[START OF MATERIALS PROVIDED]

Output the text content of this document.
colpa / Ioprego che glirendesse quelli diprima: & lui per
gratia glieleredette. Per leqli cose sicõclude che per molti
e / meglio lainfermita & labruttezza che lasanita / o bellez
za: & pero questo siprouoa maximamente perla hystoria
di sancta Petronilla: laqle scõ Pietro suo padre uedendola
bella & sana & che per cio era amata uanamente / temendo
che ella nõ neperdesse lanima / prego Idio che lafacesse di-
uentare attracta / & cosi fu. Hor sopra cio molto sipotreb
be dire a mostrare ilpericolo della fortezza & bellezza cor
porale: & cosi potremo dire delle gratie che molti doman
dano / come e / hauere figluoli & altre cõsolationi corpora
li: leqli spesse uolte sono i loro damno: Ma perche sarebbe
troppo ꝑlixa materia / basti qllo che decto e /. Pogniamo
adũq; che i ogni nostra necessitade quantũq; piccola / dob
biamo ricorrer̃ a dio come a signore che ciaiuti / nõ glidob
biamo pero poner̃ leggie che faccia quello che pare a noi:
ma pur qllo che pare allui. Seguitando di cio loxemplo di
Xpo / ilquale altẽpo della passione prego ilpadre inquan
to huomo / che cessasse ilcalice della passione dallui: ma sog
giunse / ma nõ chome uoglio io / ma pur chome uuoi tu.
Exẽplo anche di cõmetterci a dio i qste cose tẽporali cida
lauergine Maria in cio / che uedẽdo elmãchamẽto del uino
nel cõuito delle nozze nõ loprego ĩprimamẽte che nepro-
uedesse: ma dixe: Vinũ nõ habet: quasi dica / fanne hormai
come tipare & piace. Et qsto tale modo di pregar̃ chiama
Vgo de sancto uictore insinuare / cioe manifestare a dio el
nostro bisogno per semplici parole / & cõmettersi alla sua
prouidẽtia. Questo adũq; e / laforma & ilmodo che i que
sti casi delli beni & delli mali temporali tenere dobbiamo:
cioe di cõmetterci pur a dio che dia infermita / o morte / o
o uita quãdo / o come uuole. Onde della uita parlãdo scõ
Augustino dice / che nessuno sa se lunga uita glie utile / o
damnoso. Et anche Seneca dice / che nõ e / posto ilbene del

[END OF MATERIALS PROVIDED]
[START OF MATERIALS PROVIDED]

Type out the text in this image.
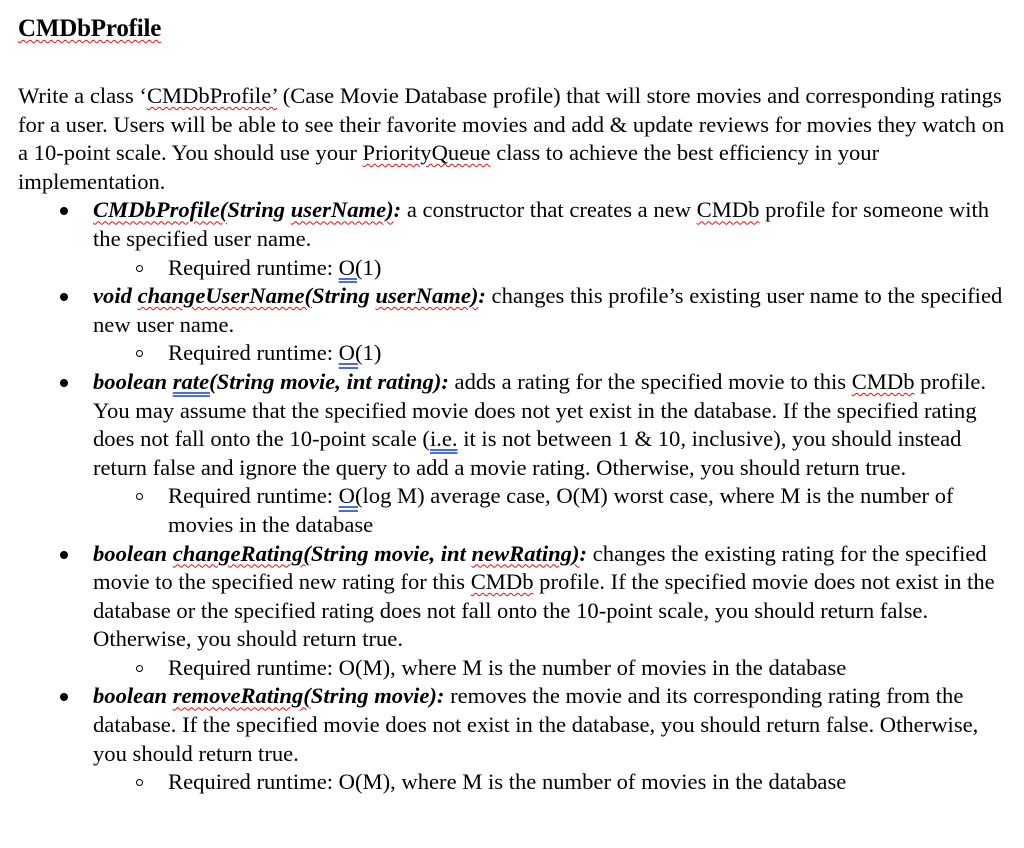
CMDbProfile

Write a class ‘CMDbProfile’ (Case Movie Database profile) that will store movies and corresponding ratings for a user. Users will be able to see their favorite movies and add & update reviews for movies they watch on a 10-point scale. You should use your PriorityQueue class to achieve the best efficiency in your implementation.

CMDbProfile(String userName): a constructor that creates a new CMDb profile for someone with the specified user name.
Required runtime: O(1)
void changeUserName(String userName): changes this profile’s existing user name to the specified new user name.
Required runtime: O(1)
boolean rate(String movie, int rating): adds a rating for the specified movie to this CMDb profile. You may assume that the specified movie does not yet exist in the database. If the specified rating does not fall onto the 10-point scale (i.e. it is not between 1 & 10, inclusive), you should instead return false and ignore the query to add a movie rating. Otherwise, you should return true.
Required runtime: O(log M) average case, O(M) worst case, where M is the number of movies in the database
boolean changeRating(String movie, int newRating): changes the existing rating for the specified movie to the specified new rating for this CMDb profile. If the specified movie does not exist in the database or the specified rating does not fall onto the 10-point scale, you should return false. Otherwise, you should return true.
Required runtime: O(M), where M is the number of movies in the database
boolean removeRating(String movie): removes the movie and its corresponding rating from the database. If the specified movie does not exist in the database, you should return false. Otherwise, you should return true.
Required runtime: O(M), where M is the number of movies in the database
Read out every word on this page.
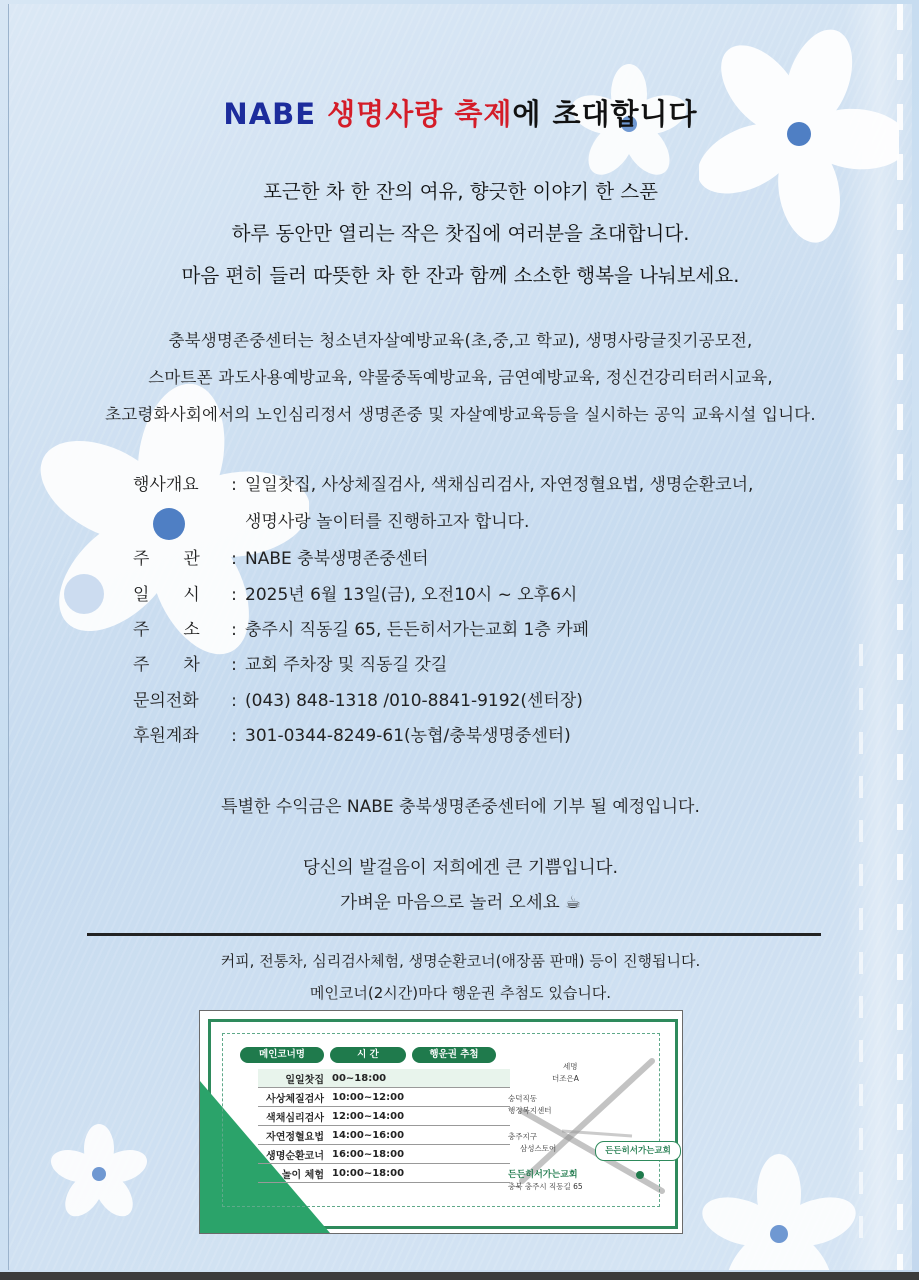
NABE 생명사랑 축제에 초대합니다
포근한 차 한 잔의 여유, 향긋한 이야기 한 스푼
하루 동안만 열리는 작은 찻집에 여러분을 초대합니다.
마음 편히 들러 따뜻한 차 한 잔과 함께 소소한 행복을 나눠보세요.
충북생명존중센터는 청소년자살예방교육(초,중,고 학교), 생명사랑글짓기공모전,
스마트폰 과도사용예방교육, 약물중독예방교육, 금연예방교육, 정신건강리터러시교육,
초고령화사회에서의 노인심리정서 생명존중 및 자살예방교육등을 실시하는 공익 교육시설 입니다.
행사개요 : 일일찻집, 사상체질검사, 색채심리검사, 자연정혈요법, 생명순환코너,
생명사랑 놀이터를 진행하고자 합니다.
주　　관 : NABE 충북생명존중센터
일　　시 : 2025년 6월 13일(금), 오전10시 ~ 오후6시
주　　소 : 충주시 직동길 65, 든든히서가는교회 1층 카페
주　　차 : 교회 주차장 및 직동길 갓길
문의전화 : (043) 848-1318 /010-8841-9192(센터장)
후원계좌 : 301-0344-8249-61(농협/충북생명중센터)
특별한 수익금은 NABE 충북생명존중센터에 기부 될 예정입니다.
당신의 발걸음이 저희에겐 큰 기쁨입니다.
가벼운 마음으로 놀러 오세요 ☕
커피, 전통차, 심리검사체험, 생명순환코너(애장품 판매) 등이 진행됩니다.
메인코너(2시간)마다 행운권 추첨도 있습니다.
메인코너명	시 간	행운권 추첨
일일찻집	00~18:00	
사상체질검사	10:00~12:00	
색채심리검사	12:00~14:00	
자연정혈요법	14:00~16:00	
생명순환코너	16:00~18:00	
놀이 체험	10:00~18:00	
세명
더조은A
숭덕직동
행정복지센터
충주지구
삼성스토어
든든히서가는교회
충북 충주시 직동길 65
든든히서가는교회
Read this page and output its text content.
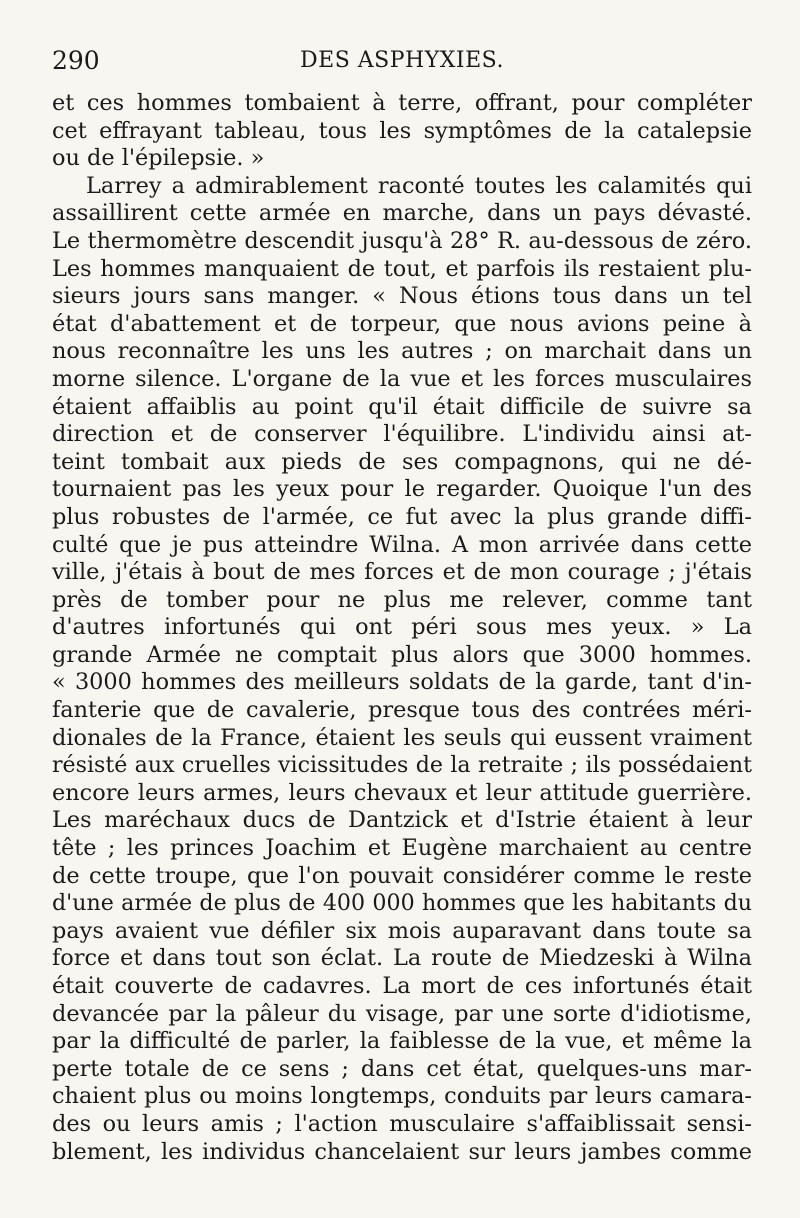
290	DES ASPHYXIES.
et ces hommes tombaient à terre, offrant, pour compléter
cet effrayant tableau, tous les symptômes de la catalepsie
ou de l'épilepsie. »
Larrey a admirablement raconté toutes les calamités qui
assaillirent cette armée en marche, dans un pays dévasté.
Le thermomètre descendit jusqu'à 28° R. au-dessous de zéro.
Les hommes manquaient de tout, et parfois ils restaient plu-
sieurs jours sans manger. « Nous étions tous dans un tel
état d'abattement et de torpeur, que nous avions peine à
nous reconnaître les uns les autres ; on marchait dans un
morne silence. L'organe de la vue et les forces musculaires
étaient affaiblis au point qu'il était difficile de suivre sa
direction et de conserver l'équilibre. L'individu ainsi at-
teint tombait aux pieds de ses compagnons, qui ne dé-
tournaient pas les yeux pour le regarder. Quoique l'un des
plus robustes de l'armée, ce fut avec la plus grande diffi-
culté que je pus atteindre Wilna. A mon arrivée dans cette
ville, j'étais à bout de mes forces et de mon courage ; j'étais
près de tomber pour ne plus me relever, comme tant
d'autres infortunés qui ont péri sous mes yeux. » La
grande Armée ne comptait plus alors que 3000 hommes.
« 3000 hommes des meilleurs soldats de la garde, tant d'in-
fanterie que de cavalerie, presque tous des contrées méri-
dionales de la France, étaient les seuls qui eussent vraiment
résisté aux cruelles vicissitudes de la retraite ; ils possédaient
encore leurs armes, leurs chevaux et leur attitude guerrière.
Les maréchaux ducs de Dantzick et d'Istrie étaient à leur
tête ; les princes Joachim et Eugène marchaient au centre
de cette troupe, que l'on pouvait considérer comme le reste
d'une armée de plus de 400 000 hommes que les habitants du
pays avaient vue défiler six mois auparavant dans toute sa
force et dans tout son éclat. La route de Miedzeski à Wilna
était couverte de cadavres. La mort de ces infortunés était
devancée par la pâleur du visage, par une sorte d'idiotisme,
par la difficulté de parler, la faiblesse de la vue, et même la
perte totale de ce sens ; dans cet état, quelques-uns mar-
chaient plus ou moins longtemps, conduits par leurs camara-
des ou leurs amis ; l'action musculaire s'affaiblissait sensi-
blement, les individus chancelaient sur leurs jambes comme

[END OF MATERIALS PROVIDED]

REQUIRED TASK —
From the entries above, return each line with the word "pays" in it.

SOLUTION TO THIS EXERCISE —
assaillirent cette armée en marche, dans un pays dévasté.
pays avaient vue défiler six mois auparavant dans toute sa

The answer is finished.